Look for "Extract all readable text from this page." in the listing below, then copy exactly the line it appears in and all lines after it to the end, and nothing more.

## The input
»»
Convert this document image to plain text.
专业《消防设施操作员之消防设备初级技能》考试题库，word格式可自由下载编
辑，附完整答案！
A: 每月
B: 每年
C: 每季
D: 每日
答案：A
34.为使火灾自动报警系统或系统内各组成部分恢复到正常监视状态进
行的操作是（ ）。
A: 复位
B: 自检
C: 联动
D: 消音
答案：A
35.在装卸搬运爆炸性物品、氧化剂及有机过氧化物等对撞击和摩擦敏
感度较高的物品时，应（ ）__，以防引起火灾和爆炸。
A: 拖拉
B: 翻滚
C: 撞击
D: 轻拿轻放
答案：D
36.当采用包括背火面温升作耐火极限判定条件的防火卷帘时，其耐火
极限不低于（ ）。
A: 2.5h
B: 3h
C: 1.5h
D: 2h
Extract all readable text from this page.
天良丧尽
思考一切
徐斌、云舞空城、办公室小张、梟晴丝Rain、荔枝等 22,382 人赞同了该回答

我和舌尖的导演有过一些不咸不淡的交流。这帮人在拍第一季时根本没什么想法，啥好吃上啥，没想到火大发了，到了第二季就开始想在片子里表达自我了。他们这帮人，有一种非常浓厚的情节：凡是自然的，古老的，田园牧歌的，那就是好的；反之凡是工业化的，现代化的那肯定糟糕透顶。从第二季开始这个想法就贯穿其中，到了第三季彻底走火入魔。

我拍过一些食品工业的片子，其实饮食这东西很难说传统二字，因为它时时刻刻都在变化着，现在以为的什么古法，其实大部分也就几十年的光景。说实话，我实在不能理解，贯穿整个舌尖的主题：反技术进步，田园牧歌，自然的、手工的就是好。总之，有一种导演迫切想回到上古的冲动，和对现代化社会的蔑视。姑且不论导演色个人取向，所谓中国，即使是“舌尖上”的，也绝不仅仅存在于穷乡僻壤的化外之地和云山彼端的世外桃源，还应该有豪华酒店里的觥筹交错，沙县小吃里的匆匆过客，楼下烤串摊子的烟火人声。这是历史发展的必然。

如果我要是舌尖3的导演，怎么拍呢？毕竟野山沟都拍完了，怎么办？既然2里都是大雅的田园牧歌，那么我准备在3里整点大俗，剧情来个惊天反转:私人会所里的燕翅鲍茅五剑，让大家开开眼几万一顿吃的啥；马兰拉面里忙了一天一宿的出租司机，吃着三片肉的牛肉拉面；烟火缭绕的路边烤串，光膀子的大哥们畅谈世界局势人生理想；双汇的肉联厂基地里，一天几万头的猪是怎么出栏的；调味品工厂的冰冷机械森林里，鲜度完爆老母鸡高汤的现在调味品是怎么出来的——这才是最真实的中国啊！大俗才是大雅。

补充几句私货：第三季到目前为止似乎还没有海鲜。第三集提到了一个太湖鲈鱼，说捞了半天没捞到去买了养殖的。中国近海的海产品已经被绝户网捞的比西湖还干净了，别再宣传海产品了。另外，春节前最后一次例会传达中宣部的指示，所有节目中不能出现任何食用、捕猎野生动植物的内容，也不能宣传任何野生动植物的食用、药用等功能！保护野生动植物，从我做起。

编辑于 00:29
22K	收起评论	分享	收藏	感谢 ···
««
## Expected answer
Extract all readable text from this page.
天良丧尽
思考一切
徐斌、云舞空城、办公室小张、梟晴丝Rain、荔枝等 22,382 人赞同了该回答

我和舌尖的导演有过一些不咸不淡的交流。这帮人在拍第一季时根本没什么想法，啥好吃上啥，没想到火大发了，到了第二季就开始想在片子里表达自我了。他们这帮人，有一种非常浓厚的情节：凡是自然的，古老的，田园牧歌的，那就是好的；反之凡是工业化的，现代化的那肯定糟糕透顶。从第二季开始这个想法就贯穿其中，到了第三季彻底走火入魔。

我拍过一些食品工业的片子，其实饮食这东西很难说传统二字，因为它时时刻刻都在变化着，现在以为的什么古法，其实大部分也就几十年的光景。说实话，我实在不能理解，贯穿整个舌尖的主题：反技术进步，田园牧歌，自然的、手工的就是好。总之，有一种导演迫切想回到上古的冲动，和对现代化社会的蔑视。姑且不论导演色个人取向，所谓中国，即使是“舌尖上”的，也绝不仅仅存在于穷乡僻壤的化外之地和云山彼端的世外桃源，还应该有豪华酒店里的觥筹交错，沙县小吃里的匆匆过客，楼下烤串摊子的烟火人声。这是历史发展的必然。

如果我要是舌尖3的导演，怎么拍呢？毕竟野山沟都拍完了，怎么办？既然2里都是大雅的田园牧歌，那么我准备在3里整点大俗，剧情来个惊天反转:私人会所里的燕翅鲍茅五剑，让大家开开眼几万一顿吃的啥；马兰拉面里忙了一天一宿的出租司机，吃着三片肉的牛肉拉面；烟火缭绕的路边烤串，光膀子的大哥们畅谈世界局势人生理想；双汇的肉联厂基地里，一天几万头的猪是怎么出栏的；调味品工厂的冰冷机械森林里，鲜度完爆老母鸡高汤的现在调味品是怎么出来的——这才是最真实的中国啊！大俗才是大雅。

补充几句私货：第三季到目前为止似乎还没有海鲜。第三集提到了一个太湖鲈鱼，说捞了半天没捞到去买了养殖的。中国近海的海产品已经被绝户网捞的比西湖还干净了，别再宣传海产品了。另外，春节前最后一次例会传达中宣部的指示，所有节目中不能出现任何食用、捕猎野生动植物的内容，也不能宣传任何野生动植物的食用、药用等功能！保护野生动植物，从我做起。

编辑于 00:29
22K	收起评论	分享	收藏	感谢 ···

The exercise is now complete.